▶ [Directive] Compute the number of lines that include the string "label", then output that number and nothing else.

▶ [Extracted data]
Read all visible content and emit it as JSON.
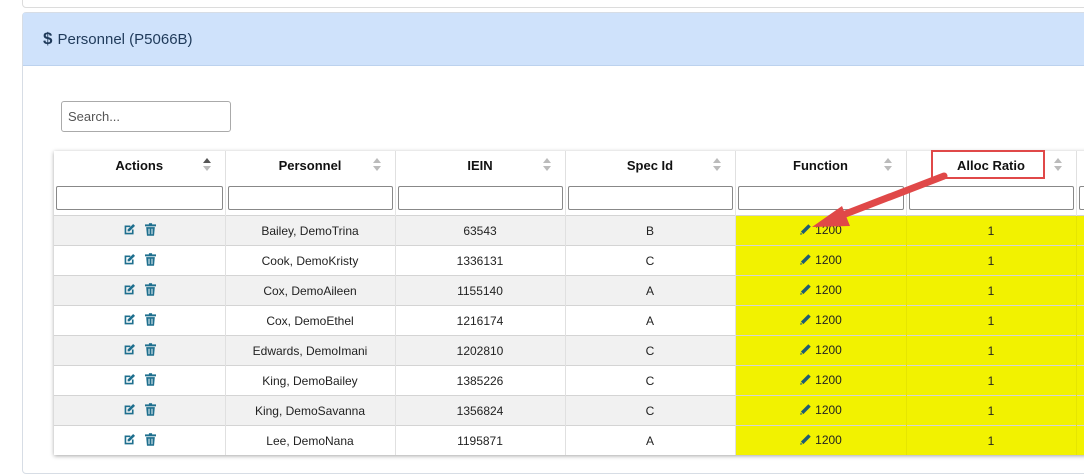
{
  "panel": {
    "title": "Personnel (P5066B)",
    "icon": "dollar-icon"
  },
  "search": {
    "placeholder": "Search...",
    "value": ""
  },
  "columns": [
    {
      "label": "Actions"
    },
    {
      "label": "Personnel"
    },
    {
      "label": "IEIN"
    },
    {
      "label": "Spec Id"
    },
    {
      "label": "Function"
    },
    {
      "label": "Alloc Ratio"
    }
  ],
  "rows": [
    {
      "personnel": "Bailey, DemoTrina",
      "iein": "63543",
      "spec_id": "B",
      "function": "1200",
      "alloc_ratio": "1"
    },
    {
      "personnel": "Cook, DemoKristy",
      "iein": "1336131",
      "spec_id": "C",
      "function": "1200",
      "alloc_ratio": "1"
    },
    {
      "personnel": "Cox, DemoAileen",
      "iein": "1155140",
      "spec_id": "A",
      "function": "1200",
      "alloc_ratio": "1"
    },
    {
      "personnel": "Cox, DemoEthel",
      "iein": "1216174",
      "spec_id": "A",
      "function": "1200",
      "alloc_ratio": "1"
    },
    {
      "personnel": "Edwards, DemoImani",
      "iein": "1202810",
      "spec_id": "C",
      "function": "1200",
      "alloc_ratio": "1"
    },
    {
      "personnel": "King, DemoBailey",
      "iein": "1385226",
      "spec_id": "C",
      "function": "1200",
      "alloc_ratio": "1"
    },
    {
      "personnel": "King, DemoSavanna",
      "iein": "1356824",
      "spec_id": "C",
      "function": "1200",
      "alloc_ratio": "1"
    },
    {
      "personnel": "Lee, DemoNana",
      "iein": "1195871",
      "spec_id": "A",
      "function": "1200",
      "alloc_ratio": "1"
    }
  ],
  "colors": {
    "header_bg": "#cfe2fb",
    "highlight": "#f2f200",
    "action_icon": "#1e6f8e",
    "callout": "#e04848"
  },
  "icons": {
    "edit": "edit-icon",
    "delete": "trash-icon",
    "function_edit": "pencil-icon"
  }
}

▶ [Solution for this task] 6